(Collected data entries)

□ □ □ □

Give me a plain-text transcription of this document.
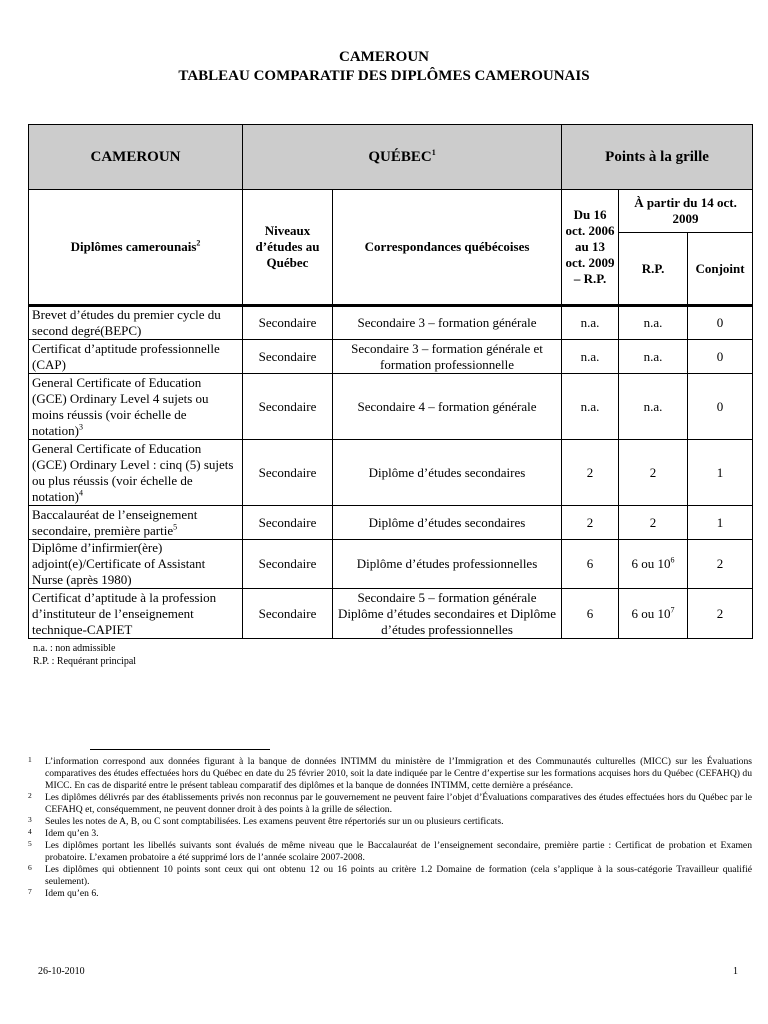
CAMEROUN
TABLEAU COMPARATIF DES DIPLÔMES CAMEROUNAIS
CAMEROUN	QUÉBEC$^1$		Points à la grille		
Diplômes camerounais$^2$	Niveaux d’études au Québec	Correspondances québécoises	Du 16 oct. 2006 au 13 oct. 2009 – R.P.	À partir du 14 oct. 2009	
				R.P.	Conjoint
Brevet d’études du premier cycle du second degré(BEPC)	Secondaire	Secondaire 3 – formation générale	n.a.	n.a.	0
Certificat d’aptitude professionnelle (CAP)	Secondaire	Secondaire 3 – formation générale et formation professionnelle	n.a.	n.a.	0
General Certificate of Education (GCE) Ordinary Level 4 sujets ou moins réussis (voir échelle de notation)$^3$	Secondaire	Secondaire 4 – formation générale	n.a.	n.a.	0
General Certificate of Education (GCE) Ordinary Level : cinq (5) sujets ou plus réussis (voir échelle de notation)$^4$	Secondaire	Diplôme d’études secondaires	2	2	1
Baccalauréat de l’enseignement secondaire, première partie$^5$	Secondaire	Diplôme d’études secondaires	2	2	1
Diplôme d’infirmier(ère) adjoint(e)/Certificate of Assistant Nurse (après 1980)	Secondaire	Diplôme d’études professionnelles	6	6 ou $10^6$	2
Certificat d’aptitude à la profession d’instituteur de l’enseignement technique-CAPIET	Secondaire	Secondaire 5 – formation générale Diplôme d’études secondaires et Diplôme d’études professionnelles	6	6 ou $10^7$	2
n.a. : non admissible
R.P. : Requérant principal
1 L’information correspond aux données figurant à la banque de données INTIMM du ministère de l’Immigration et des Communautés culturelles (MICC) sur les Évaluations comparatives des études effectuées hors du Québec en date du 25 février 2010, soit la date indiquée par le Centre d’expertise sur les formations acquises hors du Québec (CEFAHQ) du MICC. En cas de disparité entre le présent tableau comparatif des diplômes et la banque de données INTIMM, cette dernière a préséance.
2 Les diplômes délivrés par des établissements privés non reconnus par le gouvernement ne peuvent faire l’objet d’Évaluations comparatives des études effectuées hors du Québec par le CEFAHQ et, conséquemment, ne peuvent donner droit à des points à la grille de sélection.
3 Seules les notes de A, B, ou C sont comptabilisées. Les examens peuvent être répertoriés sur un ou plusieurs certificats.
4 Idem qu’en 3.
5 Les diplômes portant les libellés suivants sont évalués de même niveau que le Baccalauréat de l’enseignement secondaire, première partie : Certificat de probation et Examen probatoire. L’examen probatoire a été supprimé lors de l’année scolaire 2007-2008.
6 Les diplômes qui obtiennent 10 points sont ceux qui ont obtenu 12 ou 16 points au critère 1.2 Domaine de formation (cela s’applique à la sous-catégorie Travailleur qualifié seulement).
7 Idem qu’en 6.
26-10-2010	1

□ □ □ □

_Objective_.
Every line above that contains the word "Baccalauréat" should be reported.

_Solution to the problem_.
Baccalauréat de l’enseignement secondaire, première partie$^5$	Secondaire	Diplôme d’études secondaires	2	2	1
5 Les diplômes portant les libellés suivants sont évalués de même niveau que le Baccalauréat de l’enseignement secondaire, première partie : Certificat de probation et Examen probatoire. L’examen probatoire a été supprimé lors de l’année scolaire 2007-2008.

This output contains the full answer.